PROBLEM DETAILS:
Repeat each entry exactly and drop the pictures.

— Begin DATASET RECORDS —

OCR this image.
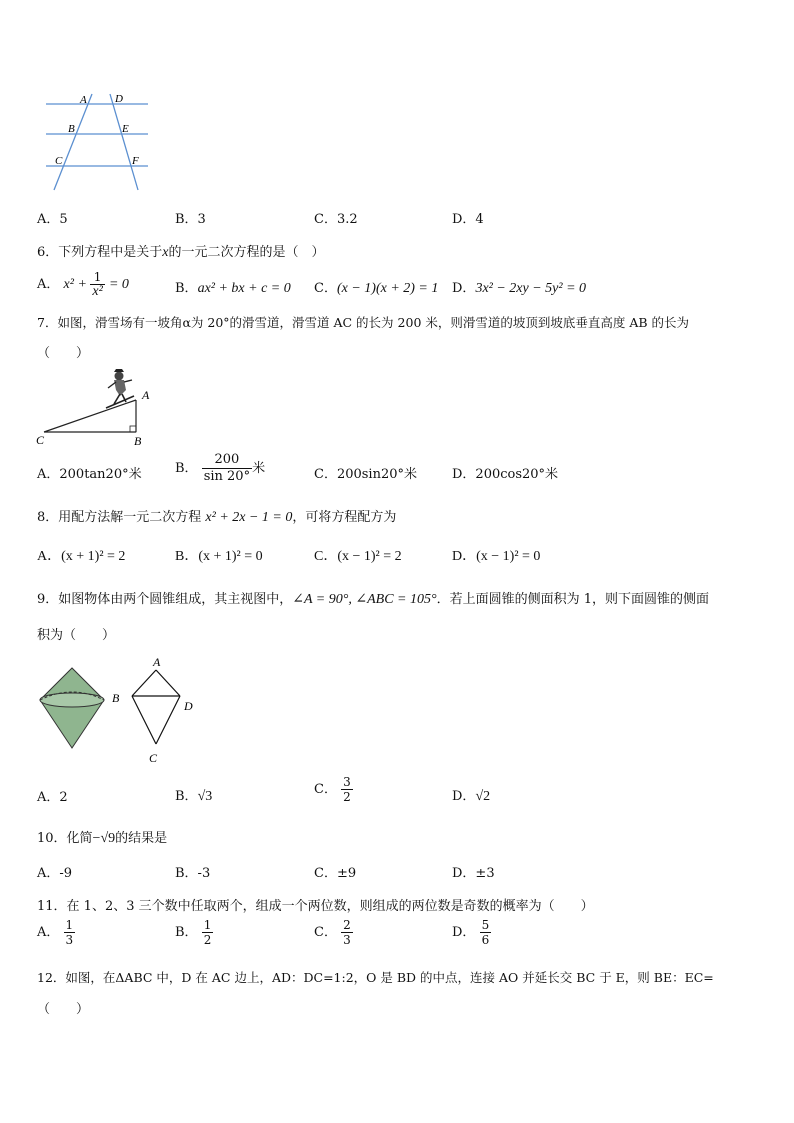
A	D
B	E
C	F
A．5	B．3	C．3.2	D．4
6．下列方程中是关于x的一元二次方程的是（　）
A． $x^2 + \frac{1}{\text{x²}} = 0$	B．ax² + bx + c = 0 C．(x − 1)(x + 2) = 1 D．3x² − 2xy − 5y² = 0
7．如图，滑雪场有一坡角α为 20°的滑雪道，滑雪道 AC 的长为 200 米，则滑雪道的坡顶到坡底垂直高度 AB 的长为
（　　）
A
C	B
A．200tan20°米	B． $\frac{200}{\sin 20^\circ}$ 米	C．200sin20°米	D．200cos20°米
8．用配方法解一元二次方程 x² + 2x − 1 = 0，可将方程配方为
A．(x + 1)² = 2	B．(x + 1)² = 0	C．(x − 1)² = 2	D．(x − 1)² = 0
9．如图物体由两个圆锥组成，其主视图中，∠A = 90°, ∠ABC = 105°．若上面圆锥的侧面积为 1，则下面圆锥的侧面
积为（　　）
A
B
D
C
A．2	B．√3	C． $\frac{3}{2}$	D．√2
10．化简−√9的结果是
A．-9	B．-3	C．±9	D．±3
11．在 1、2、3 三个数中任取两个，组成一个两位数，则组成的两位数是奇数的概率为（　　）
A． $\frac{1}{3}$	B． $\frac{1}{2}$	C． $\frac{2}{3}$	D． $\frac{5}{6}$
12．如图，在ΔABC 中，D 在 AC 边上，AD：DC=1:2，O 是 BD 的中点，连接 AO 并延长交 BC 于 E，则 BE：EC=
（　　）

— End DATASET RECORDS —

ANSWER TO THE EXERCISE:
OCR this image.
A	D
B	E
C	F
A．5	B．3	C．3.2	D．4
6．下列方程中是关于x的一元二次方程的是（　）
A． $x^2 + \frac{1}{\text{x²}} = 0$	B．ax² + bx + c = 0 C．(x − 1)(x + 2) = 1 D．3x² − 2xy − 5y² = 0
7．如图，滑雪场有一坡角α为 20°的滑雪道，滑雪道 AC 的长为 200 米，则滑雪道的坡顶到坡底垂直高度 AB 的长为
（　　）
A
C	B
A．200tan20°米	B． $\frac{200}{\sin 20^\circ}$ 米	C．200sin20°米	D．200cos20°米
8．用配方法解一元二次方程 x² + 2x − 1 = 0，可将方程配方为
A．(x + 1)² = 2	B．(x + 1)² = 0	C．(x − 1)² = 2	D．(x − 1)² = 0
9．如图物体由两个圆锥组成，其主视图中，∠A = 90°, ∠ABC = 105°．若上面圆锥的侧面积为 1，则下面圆锥的侧面
积为（　　）
A
B
D
C
A．2	B．√3	C． $\frac{3}{2}$	D．√2
10．化简−√9的结果是
A．-9	B．-3	C．±9	D．±3
11．在 1、2、3 三个数中任取两个，组成一个两位数，则组成的两位数是奇数的概率为（　　）
A． $\frac{1}{3}$	B． $\frac{1}{2}$	C． $\frac{2}{3}$	D． $\frac{5}{6}$
12．如图，在ΔABC 中，D 在 AC 边上，AD：DC=1:2，O 是 BD 的中点，连接 AO 并延长交 BC 于 E，则 BE：EC=
（　　）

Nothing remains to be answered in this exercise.